_Directive_
Print the listing below in its entirety, character for character.

_Data to use_
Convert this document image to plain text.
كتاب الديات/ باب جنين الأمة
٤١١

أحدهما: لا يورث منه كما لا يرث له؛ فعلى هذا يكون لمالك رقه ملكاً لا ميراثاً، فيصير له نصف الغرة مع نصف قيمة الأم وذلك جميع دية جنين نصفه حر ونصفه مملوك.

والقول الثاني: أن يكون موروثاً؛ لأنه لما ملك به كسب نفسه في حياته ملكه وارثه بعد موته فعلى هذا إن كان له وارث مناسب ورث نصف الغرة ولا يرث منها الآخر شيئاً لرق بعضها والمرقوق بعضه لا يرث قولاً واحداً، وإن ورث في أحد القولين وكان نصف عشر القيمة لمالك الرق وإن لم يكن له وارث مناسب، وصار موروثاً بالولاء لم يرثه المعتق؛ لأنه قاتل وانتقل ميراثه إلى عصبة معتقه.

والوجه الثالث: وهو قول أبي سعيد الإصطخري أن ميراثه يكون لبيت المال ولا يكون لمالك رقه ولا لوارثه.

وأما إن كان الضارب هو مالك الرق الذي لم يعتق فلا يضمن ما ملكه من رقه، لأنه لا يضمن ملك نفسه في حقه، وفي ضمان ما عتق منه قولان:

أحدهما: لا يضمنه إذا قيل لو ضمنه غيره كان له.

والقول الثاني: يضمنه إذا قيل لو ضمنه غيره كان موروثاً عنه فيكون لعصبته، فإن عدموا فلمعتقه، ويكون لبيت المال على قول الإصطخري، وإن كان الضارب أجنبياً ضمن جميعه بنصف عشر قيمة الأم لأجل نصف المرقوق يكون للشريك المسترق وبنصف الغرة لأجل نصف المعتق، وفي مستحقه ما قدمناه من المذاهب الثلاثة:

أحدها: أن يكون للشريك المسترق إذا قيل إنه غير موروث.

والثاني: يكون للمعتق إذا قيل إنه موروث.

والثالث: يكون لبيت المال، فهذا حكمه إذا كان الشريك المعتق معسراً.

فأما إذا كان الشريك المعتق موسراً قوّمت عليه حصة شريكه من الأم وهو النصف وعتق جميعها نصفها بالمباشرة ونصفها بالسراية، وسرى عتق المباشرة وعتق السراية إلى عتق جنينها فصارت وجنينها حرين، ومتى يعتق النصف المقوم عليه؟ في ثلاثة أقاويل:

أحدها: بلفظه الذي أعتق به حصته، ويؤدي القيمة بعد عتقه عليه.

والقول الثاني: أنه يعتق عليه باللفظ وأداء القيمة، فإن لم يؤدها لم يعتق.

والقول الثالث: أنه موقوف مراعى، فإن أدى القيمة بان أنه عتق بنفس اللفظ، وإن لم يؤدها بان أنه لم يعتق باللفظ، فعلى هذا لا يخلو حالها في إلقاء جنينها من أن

_Answer to the problem_
Convert this document image to plain text.
كتاب الديات/ باب جنين الأمة
٤١١

أحدهما: لا يورث منه كما لا يرث له؛ فعلى هذا يكون لمالك رقه ملكاً لا ميراثاً، فيصير له نصف الغرة مع نصف قيمة الأم وذلك جميع دية جنين نصفه حر ونصفه مملوك.

والقول الثاني: أن يكون موروثاً؛ لأنه لما ملك به كسب نفسه في حياته ملكه وارثه بعد موته فعلى هذا إن كان له وارث مناسب ورث نصف الغرة ولا يرث منها الآخر شيئاً لرق بعضها والمرقوق بعضه لا يرث قولاً واحداً، وإن ورث في أحد القولين وكان نصف عشر القيمة لمالك الرق وإن لم يكن له وارث مناسب، وصار موروثاً بالولاء لم يرثه المعتق؛ لأنه قاتل وانتقل ميراثه إلى عصبة معتقه.

والوجه الثالث: وهو قول أبي سعيد الإصطخري أن ميراثه يكون لبيت المال ولا يكون لمالك رقه ولا لوارثه.

وأما إن كان الضارب هو مالك الرق الذي لم يعتق فلا يضمن ما ملكه من رقه، لأنه لا يضمن ملك نفسه في حقه، وفي ضمان ما عتق منه قولان:

أحدهما: لا يضمنه إذا قيل لو ضمنه غيره كان له.

والقول الثاني: يضمنه إذا قيل لو ضمنه غيره كان موروثاً عنه فيكون لعصبته، فإن عدموا فلمعتقه، ويكون لبيت المال على قول الإصطخري، وإن كان الضارب أجنبياً ضمن جميعه بنصف عشر قيمة الأم لأجل نصف المرقوق يكون للشريك المسترق وبنصف الغرة لأجل نصف المعتق، وفي مستحقه ما قدمناه من المذاهب الثلاثة:

أحدها: أن يكون للشريك المسترق إذا قيل إنه غير موروث.

والثاني: يكون للمعتق إذا قيل إنه موروث.

والثالث: يكون لبيت المال، فهذا حكمه إذا كان الشريك المعتق معسراً.

فأما إذا كان الشريك المعتق موسراً قوّمت عليه حصة شريكه من الأم وهو النصف وعتق جميعها نصفها بالمباشرة ونصفها بالسراية، وسرى عتق المباشرة وعتق السراية إلى عتق جنينها فصارت وجنينها حرين، ومتى يعتق النصف المقوم عليه؟ في ثلاثة أقاويل:

أحدها: بلفظه الذي أعتق به حصته، ويؤدي القيمة بعد عتقه عليه.

والقول الثاني: أنه يعتق عليه باللفظ وأداء القيمة، فإن لم يؤدها لم يعتق.

والقول الثالث: أنه موقوف مراعى، فإن أدى القيمة بان أنه عتق بنفس اللفظ، وإن لم يؤدها بان أنه لم يعتق باللفظ، فعلى هذا لا يخلو حالها في إلقاء جنينها من أن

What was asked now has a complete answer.